WHAT TO PRODUCE:
Identify all lines of the data containing the string "screenshot" and copy them.

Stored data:
################
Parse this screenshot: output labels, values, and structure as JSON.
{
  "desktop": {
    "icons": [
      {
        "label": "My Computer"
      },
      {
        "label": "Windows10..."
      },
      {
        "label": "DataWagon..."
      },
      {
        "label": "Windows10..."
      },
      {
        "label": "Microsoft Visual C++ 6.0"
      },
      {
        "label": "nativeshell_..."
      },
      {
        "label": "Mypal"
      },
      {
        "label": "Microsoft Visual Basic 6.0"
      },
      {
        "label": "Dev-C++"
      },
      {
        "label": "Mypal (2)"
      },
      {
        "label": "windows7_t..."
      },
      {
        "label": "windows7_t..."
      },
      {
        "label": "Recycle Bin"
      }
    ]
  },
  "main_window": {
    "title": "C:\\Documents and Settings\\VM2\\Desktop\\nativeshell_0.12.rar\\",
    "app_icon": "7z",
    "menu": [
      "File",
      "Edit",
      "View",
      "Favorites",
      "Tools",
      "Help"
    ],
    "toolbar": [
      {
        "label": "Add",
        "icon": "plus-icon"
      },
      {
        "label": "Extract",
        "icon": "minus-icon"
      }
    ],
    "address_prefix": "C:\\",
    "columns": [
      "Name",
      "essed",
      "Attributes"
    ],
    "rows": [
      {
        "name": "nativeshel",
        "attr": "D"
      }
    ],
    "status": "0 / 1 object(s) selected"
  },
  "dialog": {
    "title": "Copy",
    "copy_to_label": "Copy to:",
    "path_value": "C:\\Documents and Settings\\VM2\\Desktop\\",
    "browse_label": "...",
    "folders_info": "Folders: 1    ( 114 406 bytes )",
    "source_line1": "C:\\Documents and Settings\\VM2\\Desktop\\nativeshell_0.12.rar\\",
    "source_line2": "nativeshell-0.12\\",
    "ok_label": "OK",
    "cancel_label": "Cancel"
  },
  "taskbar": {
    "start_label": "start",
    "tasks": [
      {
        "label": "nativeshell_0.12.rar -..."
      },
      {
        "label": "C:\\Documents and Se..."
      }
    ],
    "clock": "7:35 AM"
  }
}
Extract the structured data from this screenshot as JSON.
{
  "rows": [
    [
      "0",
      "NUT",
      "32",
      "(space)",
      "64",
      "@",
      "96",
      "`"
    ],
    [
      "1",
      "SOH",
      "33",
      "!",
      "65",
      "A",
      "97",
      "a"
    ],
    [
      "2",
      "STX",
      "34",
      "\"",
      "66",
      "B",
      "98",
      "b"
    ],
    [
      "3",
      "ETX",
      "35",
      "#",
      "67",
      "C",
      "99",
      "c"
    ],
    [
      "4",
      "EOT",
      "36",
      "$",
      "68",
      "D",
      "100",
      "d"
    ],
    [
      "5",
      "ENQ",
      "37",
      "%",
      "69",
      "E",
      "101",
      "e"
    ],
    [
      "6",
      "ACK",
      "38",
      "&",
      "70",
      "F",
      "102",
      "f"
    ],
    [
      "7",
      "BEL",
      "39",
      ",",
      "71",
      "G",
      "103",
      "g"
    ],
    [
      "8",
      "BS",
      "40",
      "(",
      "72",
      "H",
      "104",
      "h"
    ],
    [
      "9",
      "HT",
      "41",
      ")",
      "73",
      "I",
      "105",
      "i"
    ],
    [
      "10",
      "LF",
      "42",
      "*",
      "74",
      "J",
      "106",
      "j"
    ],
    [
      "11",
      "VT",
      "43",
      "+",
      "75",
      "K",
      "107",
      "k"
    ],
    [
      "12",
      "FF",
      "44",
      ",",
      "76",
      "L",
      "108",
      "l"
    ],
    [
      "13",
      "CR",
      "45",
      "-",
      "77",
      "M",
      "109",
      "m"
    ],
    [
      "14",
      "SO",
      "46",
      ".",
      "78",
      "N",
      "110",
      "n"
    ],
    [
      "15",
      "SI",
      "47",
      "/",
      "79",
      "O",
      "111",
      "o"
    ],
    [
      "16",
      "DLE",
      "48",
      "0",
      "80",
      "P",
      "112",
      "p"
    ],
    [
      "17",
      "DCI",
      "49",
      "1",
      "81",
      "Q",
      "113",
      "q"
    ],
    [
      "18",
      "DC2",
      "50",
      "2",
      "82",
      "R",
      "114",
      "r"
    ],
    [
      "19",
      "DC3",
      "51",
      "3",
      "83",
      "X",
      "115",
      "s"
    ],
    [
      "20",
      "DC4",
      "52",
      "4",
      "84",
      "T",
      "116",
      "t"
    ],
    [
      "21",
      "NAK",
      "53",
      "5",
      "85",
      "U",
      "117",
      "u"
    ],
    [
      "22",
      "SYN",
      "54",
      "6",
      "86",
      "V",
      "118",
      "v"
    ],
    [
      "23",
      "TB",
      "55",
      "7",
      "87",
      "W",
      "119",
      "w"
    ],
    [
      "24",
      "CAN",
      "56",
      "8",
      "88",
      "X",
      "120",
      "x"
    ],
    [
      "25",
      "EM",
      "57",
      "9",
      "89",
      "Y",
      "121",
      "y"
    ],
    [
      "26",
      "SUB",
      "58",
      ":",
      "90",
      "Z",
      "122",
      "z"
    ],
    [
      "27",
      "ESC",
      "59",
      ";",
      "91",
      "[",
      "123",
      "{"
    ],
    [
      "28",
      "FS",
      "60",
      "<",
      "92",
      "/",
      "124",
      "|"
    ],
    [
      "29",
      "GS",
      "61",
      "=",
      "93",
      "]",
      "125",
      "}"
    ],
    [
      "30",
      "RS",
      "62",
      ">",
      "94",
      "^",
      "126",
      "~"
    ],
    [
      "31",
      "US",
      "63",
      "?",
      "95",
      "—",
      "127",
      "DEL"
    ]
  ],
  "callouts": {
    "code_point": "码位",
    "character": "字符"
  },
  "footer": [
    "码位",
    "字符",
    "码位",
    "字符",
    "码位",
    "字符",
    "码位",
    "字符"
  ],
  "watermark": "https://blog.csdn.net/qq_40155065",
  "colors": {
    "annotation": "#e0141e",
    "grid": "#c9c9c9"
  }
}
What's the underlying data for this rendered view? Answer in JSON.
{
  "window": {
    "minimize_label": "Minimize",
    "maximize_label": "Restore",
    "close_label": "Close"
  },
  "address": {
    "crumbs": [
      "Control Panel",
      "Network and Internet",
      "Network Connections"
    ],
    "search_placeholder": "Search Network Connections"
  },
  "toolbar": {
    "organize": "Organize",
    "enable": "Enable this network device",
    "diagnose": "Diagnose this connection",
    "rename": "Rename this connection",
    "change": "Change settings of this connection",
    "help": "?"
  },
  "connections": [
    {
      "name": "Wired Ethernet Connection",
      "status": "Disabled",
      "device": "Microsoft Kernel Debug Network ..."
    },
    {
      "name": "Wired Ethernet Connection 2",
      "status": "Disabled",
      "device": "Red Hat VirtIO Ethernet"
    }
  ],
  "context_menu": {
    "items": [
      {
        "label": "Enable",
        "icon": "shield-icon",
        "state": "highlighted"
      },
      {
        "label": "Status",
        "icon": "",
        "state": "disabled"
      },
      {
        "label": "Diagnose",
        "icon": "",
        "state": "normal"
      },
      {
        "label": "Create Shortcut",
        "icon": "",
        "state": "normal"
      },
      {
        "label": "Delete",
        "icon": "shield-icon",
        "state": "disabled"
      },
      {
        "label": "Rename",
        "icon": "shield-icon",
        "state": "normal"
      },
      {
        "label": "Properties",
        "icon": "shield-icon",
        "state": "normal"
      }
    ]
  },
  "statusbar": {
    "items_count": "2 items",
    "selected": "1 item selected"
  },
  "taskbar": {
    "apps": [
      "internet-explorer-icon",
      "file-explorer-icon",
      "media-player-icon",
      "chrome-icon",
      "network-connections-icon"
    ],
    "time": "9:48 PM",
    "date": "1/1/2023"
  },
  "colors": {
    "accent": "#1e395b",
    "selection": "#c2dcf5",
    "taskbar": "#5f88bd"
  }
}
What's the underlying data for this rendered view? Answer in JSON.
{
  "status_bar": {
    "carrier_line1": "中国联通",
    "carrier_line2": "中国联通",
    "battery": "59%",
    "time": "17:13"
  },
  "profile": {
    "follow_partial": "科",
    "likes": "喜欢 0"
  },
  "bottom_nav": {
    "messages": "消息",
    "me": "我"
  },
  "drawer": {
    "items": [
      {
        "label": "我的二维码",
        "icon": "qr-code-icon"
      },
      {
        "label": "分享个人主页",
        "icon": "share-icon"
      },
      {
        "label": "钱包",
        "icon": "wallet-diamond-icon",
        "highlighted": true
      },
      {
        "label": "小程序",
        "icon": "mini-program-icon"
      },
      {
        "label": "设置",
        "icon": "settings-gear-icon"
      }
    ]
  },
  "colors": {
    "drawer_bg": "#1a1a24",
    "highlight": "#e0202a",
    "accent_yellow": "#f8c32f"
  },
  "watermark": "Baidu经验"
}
################
EXERCISE SOLUTION:
Parse this screenshot: output labels, values, and structure as JSON.
Extract the structured data from this screenshot as JSON.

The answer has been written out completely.